Written task:
The records that follow are to be repeated without alteration.

>> Start Exercise inputs

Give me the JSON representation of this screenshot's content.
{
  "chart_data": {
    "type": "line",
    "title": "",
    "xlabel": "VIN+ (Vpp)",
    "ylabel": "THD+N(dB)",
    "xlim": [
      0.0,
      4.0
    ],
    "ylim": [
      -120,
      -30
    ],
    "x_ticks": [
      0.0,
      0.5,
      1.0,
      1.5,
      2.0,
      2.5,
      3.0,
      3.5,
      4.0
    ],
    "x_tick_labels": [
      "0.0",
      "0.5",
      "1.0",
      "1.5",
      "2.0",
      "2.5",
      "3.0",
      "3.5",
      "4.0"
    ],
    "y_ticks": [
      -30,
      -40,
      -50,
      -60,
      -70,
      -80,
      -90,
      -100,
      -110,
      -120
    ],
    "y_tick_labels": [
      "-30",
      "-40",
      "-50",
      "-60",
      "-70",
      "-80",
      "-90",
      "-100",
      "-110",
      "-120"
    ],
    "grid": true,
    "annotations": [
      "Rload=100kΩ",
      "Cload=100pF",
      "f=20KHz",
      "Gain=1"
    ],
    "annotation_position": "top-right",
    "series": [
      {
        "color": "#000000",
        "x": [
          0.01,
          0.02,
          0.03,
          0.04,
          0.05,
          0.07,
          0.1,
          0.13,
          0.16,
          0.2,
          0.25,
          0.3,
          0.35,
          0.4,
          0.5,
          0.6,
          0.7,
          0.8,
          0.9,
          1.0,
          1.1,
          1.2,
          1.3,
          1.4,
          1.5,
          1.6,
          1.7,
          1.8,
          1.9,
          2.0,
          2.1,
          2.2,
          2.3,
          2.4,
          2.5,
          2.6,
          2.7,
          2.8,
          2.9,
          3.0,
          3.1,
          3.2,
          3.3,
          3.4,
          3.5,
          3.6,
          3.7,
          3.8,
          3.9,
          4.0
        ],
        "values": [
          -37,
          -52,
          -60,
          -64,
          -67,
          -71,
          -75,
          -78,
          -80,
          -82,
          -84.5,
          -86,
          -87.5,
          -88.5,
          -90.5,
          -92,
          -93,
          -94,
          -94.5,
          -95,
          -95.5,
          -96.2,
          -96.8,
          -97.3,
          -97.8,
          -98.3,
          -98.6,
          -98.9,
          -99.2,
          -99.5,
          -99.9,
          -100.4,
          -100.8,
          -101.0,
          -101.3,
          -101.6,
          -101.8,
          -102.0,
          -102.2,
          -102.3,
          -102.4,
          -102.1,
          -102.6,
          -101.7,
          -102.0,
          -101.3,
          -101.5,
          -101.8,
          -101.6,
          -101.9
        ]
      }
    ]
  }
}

>> End Exercise inputs

Reply:
Give me the JSON representation of this screenshot's content.
{
  "chart_data": {
    "type": "line",
    "title": "",
    "xlabel": "VIN+ (Vpp)",
    "ylabel": "THD+N(dB)",
    "xlim": [
      0.0,
      4.0
    ],
    "ylim": [
      -120,
      -30
    ],
    "x_ticks": [
      0.0,
      0.5,
      1.0,
      1.5,
      2.0,
      2.5,
      3.0,
      3.5,
      4.0
    ],
    "x_tick_labels": [
      "0.0",
      "0.5",
      "1.0",
      "1.5",
      "2.0",
      "2.5",
      "3.0",
      "3.5",
      "4.0"
    ],
    "y_ticks": [
      -30,
      -40,
      -50,
      -60,
      -70,
      -80,
      -90,
      -100,
      -110,
      -120
    ],
    "y_tick_labels": [
      "-30",
      "-40",
      "-50",
      "-60",
      "-70",
      "-80",
      "-90",
      "-100",
      "-110",
      "-120"
    ],
    "grid": true,
    "annotations": [
      "Rload=100kΩ",
      "Cload=100pF",
      "f=20KHz",
      "Gain=1"
    ],
    "annotation_position": "top-right",
    "series": [
      {
        "color": "#000000",
        "x": [
          0.01,
          0.02,
          0.03,
          0.04,
          0.05,
          0.07,
          0.1,
          0.13,
          0.16,
          0.2,
          0.25,
          0.3,
          0.35,
          0.4,
          0.5,
          0.6,
          0.7,
          0.8,
          0.9,
          1.0,
          1.1,
          1.2,
          1.3,
          1.4,
          1.5,
          1.6,
          1.7,
          1.8,
          1.9,
          2.0,
          2.1,
          2.2,
          2.3,
          2.4,
          2.5,
          2.6,
          2.7,
          2.8,
          2.9,
          3.0,
          3.1,
          3.2,
          3.3,
          3.4,
          3.5,
          3.6,
          3.7,
          3.8,
          3.9,
          4.0
        ],
        "values": [
          -37,
          -52,
          -60,
          -64,
          -67,
          -71,
          -75,
          -78,
          -80,
          -82,
          -84.5,
          -86,
          -87.5,
          -88.5,
          -90.5,
          -92,
          -93,
          -94,
          -94.5,
          -95,
          -95.5,
          -96.2,
          -96.8,
          -97.3,
          -97.8,
          -98.3,
          -98.6,
          -98.9,
          -99.2,
          -99.5,
          -99.9,
          -100.4,
          -100.8,
          -101.0,
          -101.3,
          -101.6,
          -101.8,
          -102.0,
          -102.2,
          -102.3,
          -102.4,
          -102.1,
          -102.6,
          -101.7,
          -102.0,
          -101.3,
          -101.5,
          -101.8,
          -101.6,
          -101.9
        ]
      }
    ]
  }
}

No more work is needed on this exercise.